Data shown:
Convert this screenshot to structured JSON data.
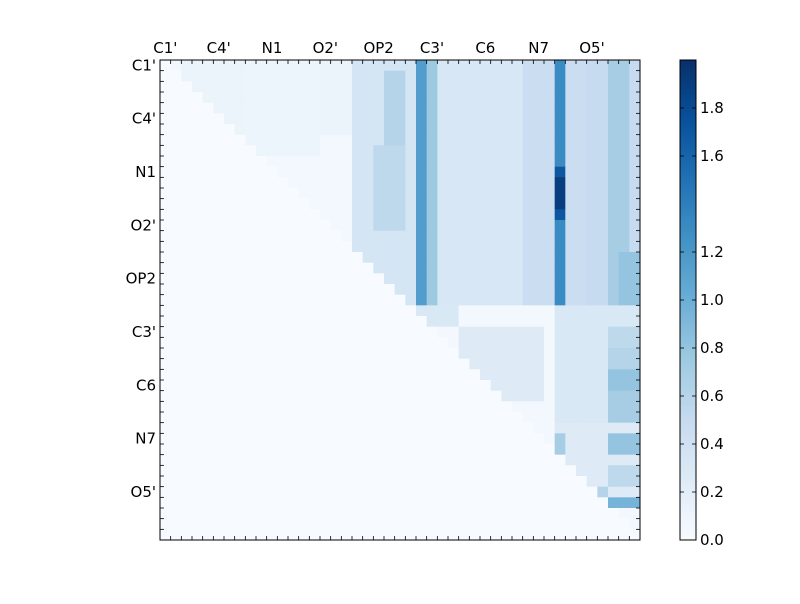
{
  "chart_data": {
    "type": "heatmap",
    "title": "",
    "xlabel": "",
    "ylabel": "",
    "x_tick_labels": [
      "C1'",
      "C4'",
      "N1",
      "O2'",
      "OP2",
      "C3'",
      "C6",
      "N7",
      "O5'"
    ],
    "y_tick_labels": [
      "C1'",
      "C4'",
      "N1",
      "O2'",
      "OP2",
      "C3'",
      "C6",
      "N7",
      "O5'"
    ],
    "grid": false,
    "x_tick_position": "top",
    "colorbar": {
      "position": "right",
      "colormap": "Blues",
      "range": [
        0.0,
        2.0
      ],
      "tick_labels": [
        "0.0",
        "0.2",
        "0.4",
        "0.6",
        "0.8",
        "1.0",
        "1.2",
        "1.6",
        "1.8"
      ],
      "color_stops": [
        "#f7fbff",
        "#deebf7",
        "#c6dbef",
        "#9ecae1",
        "#6baed6",
        "#4292c6",
        "#2171b5",
        "#08519c",
        "#08306b"
      ]
    },
    "size": 45,
    "lower_triangle_value": 0.0,
    "baseline_upper_value": 0.05,
    "patches": [
      {
        "rows": [
          0,
          6
        ],
        "cols": [
          2,
          17
        ],
        "value": 0.12
      },
      {
        "rows": [
          0,
          8
        ],
        "cols": [
          8,
          14
        ],
        "value": 0.1
      },
      {
        "rows": [
          0,
          21
        ],
        "cols": [
          18,
          22
        ],
        "value": 0.35
      },
      {
        "rows": [
          1,
          7
        ],
        "cols": [
          21,
          22
        ],
        "value": 0.6
      },
      {
        "rows": [
          8,
          15
        ],
        "cols": [
          20,
          22
        ],
        "value": 0.55
      },
      {
        "rows": [
          0,
          22
        ],
        "cols": [
          23,
          23
        ],
        "value": 0.35
      },
      {
        "rows": [
          0,
          22
        ],
        "cols": [
          24,
          24
        ],
        "value": 1.15
      },
      {
        "rows": [
          0,
          22
        ],
        "cols": [
          25,
          25
        ],
        "value": 0.75
      },
      {
        "rows": [
          0,
          22
        ],
        "cols": [
          26,
          36
        ],
        "value": 0.32
      },
      {
        "rows": [
          0,
          22
        ],
        "cols": [
          34,
          36
        ],
        "value": 0.45
      },
      {
        "rows": [
          0,
          22
        ],
        "cols": [
          37,
          37
        ],
        "value": 1.3
      },
      {
        "rows": [
          0,
          22
        ],
        "cols": [
          38,
          39
        ],
        "value": 0.45
      },
      {
        "rows": [
          0,
          22
        ],
        "cols": [
          40,
          44
        ],
        "value": 0.5
      },
      {
        "rows": [
          0,
          22
        ],
        "cols": [
          42,
          43
        ],
        "value": 0.7
      },
      {
        "rows": [
          10,
          14
        ],
        "cols": [
          37,
          37
        ],
        "value": 1.7
      },
      {
        "rows": [
          11,
          13
        ],
        "cols": [
          37,
          37
        ],
        "value": 1.9
      },
      {
        "rows": [
          18,
          22
        ],
        "cols": [
          43,
          44
        ],
        "value": 0.8
      },
      {
        "rows": [
          23,
          24
        ],
        "cols": [
          24,
          27
        ],
        "value": 0.3
      },
      {
        "rows": [
          25,
          31
        ],
        "cols": [
          28,
          35
        ],
        "value": 0.25
      },
      {
        "rows": [
          23,
          33
        ],
        "cols": [
          37,
          44
        ],
        "value": 0.3
      },
      {
        "rows": [
          25,
          26
        ],
        "cols": [
          42,
          44
        ],
        "value": 0.55
      },
      {
        "rows": [
          27,
          28
        ],
        "cols": [
          42,
          44
        ],
        "value": 0.6
      },
      {
        "rows": [
          29,
          30
        ],
        "cols": [
          42,
          44
        ],
        "value": 0.8
      },
      {
        "rows": [
          31,
          33
        ],
        "cols": [
          42,
          44
        ],
        "value": 0.7
      },
      {
        "rows": [
          34,
          40
        ],
        "cols": [
          37,
          44
        ],
        "value": 0.25
      },
      {
        "rows": [
          35,
          36
        ],
        "cols": [
          37,
          37
        ],
        "value": 0.7
      },
      {
        "rows": [
          35,
          36
        ],
        "cols": [
          42,
          44
        ],
        "value": 0.8
      },
      {
        "rows": [
          38,
          39
        ],
        "cols": [
          42,
          44
        ],
        "value": 0.55
      },
      {
        "rows": [
          40,
          41
        ],
        "cols": [
          41,
          41
        ],
        "value": 0.6
      },
      {
        "rows": [
          41,
          41
        ],
        "cols": [
          42,
          44
        ],
        "value": 0.95
      }
    ]
  }
}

Task requirements: Transcribe the full listing above exactly, with the images removed.

Answer for this exercise:
Convert this screenshot to structured JSON data.
{
  "chart_data": {
    "type": "heatmap",
    "title": "",
    "xlabel": "",
    "ylabel": "",
    "x_tick_labels": [
      "C1'",
      "C4'",
      "N1",
      "O2'",
      "OP2",
      "C3'",
      "C6",
      "N7",
      "O5'"
    ],
    "y_tick_labels": [
      "C1'",
      "C4'",
      "N1",
      "O2'",
      "OP2",
      "C3'",
      "C6",
      "N7",
      "O5'"
    ],
    "grid": false,
    "x_tick_position": "top",
    "colorbar": {
      "position": "right",
      "colormap": "Blues",
      "range": [
        0.0,
        2.0
      ],
      "tick_labels": [
        "0.0",
        "0.2",
        "0.4",
        "0.6",
        "0.8",
        "1.0",
        "1.2",
        "1.6",
        "1.8"
      ],
      "color_stops": [
        "#f7fbff",
        "#deebf7",
        "#c6dbef",
        "#9ecae1",
        "#6baed6",
        "#4292c6",
        "#2171b5",
        "#08519c",
        "#08306b"
      ]
    },
    "size": 45,
    "lower_triangle_value": 0.0,
    "baseline_upper_value": 0.05,
    "patches": [
      {
        "rows": [
          0,
          6
        ],
        "cols": [
          2,
          17
        ],
        "value": 0.12
      },
      {
        "rows": [
          0,
          8
        ],
        "cols": [
          8,
          14
        ],
        "value": 0.1
      },
      {
        "rows": [
          0,
          21
        ],
        "cols": [
          18,
          22
        ],
        "value": 0.35
      },
      {
        "rows": [
          1,
          7
        ],
        "cols": [
          21,
          22
        ],
        "value": 0.6
      },
      {
        "rows": [
          8,
          15
        ],
        "cols": [
          20,
          22
        ],
        "value": 0.55
      },
      {
        "rows": [
          0,
          22
        ],
        "cols": [
          23,
          23
        ],
        "value": 0.35
      },
      {
        "rows": [
          0,
          22
        ],
        "cols": [
          24,
          24
        ],
        "value": 1.15
      },
      {
        "rows": [
          0,
          22
        ],
        "cols": [
          25,
          25
        ],
        "value": 0.75
      },
      {
        "rows": [
          0,
          22
        ],
        "cols": [
          26,
          36
        ],
        "value": 0.32
      },
      {
        "rows": [
          0,
          22
        ],
        "cols": [
          34,
          36
        ],
        "value": 0.45
      },
      {
        "rows": [
          0,
          22
        ],
        "cols": [
          37,
          37
        ],
        "value": 1.3
      },
      {
        "rows": [
          0,
          22
        ],
        "cols": [
          38,
          39
        ],
        "value": 0.45
      },
      {
        "rows": [
          0,
          22
        ],
        "cols": [
          40,
          44
        ],
        "value": 0.5
      },
      {
        "rows": [
          0,
          22
        ],
        "cols": [
          42,
          43
        ],
        "value": 0.7
      },
      {
        "rows": [
          10,
          14
        ],
        "cols": [
          37,
          37
        ],
        "value": 1.7
      },
      {
        "rows": [
          11,
          13
        ],
        "cols": [
          37,
          37
        ],
        "value": 1.9
      },
      {
        "rows": [
          18,
          22
        ],
        "cols": [
          43,
          44
        ],
        "value": 0.8
      },
      {
        "rows": [
          23,
          24
        ],
        "cols": [
          24,
          27
        ],
        "value": 0.3
      },
      {
        "rows": [
          25,
          31
        ],
        "cols": [
          28,
          35
        ],
        "value": 0.25
      },
      {
        "rows": [
          23,
          33
        ],
        "cols": [
          37,
          44
        ],
        "value": 0.3
      },
      {
        "rows": [
          25,
          26
        ],
        "cols": [
          42,
          44
        ],
        "value": 0.55
      },
      {
        "rows": [
          27,
          28
        ],
        "cols": [
          42,
          44
        ],
        "value": 0.6
      },
      {
        "rows": [
          29,
          30
        ],
        "cols": [
          42,
          44
        ],
        "value": 0.8
      },
      {
        "rows": [
          31,
          33
        ],
        "cols": [
          42,
          44
        ],
        "value": 0.7
      },
      {
        "rows": [
          34,
          40
        ],
        "cols": [
          37,
          44
        ],
        "value": 0.25
      },
      {
        "rows": [
          35,
          36
        ],
        "cols": [
          37,
          37
        ],
        "value": 0.7
      },
      {
        "rows": [
          35,
          36
        ],
        "cols": [
          42,
          44
        ],
        "value": 0.8
      },
      {
        "rows": [
          38,
          39
        ],
        "cols": [
          42,
          44
        ],
        "value": 0.55
      },
      {
        "rows": [
          40,
          41
        ],
        "cols": [
          41,
          41
        ],
        "value": 0.6
      },
      {
        "rows": [
          41,
          41
        ],
        "cols": [
          42,
          44
        ],
        "value": 0.95
      }
    ]
  }
}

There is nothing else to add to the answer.